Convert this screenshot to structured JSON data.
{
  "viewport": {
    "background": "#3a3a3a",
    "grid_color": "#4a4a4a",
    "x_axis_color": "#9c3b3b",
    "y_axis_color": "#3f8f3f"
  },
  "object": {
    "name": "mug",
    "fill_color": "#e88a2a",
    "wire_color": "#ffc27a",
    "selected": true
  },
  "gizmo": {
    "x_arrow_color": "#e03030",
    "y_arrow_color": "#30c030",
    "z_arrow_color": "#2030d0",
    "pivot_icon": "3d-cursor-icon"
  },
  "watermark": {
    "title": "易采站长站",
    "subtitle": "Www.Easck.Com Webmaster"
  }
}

============================================================

## Work instructions
Every line above should be retyped exactly as given.

## Task response
Convert this screenshot to structured JSON data.
{
  "viewport": {
    "background": "#3a3a3a",
    "grid_color": "#4a4a4a",
    "x_axis_color": "#9c3b3b",
    "y_axis_color": "#3f8f3f"
  },
  "object": {
    "name": "mug",
    "fill_color": "#e88a2a",
    "wire_color": "#ffc27a",
    "selected": true
  },
  "gizmo": {
    "x_arrow_color": "#e03030",
    "y_arrow_color": "#30c030",
    "z_arrow_color": "#2030d0",
    "pivot_icon": "3d-cursor-icon"
  },
  "watermark": {
    "title": "易采站长站",
    "subtitle": "Www.Easck.Com Webmaster"
  }
}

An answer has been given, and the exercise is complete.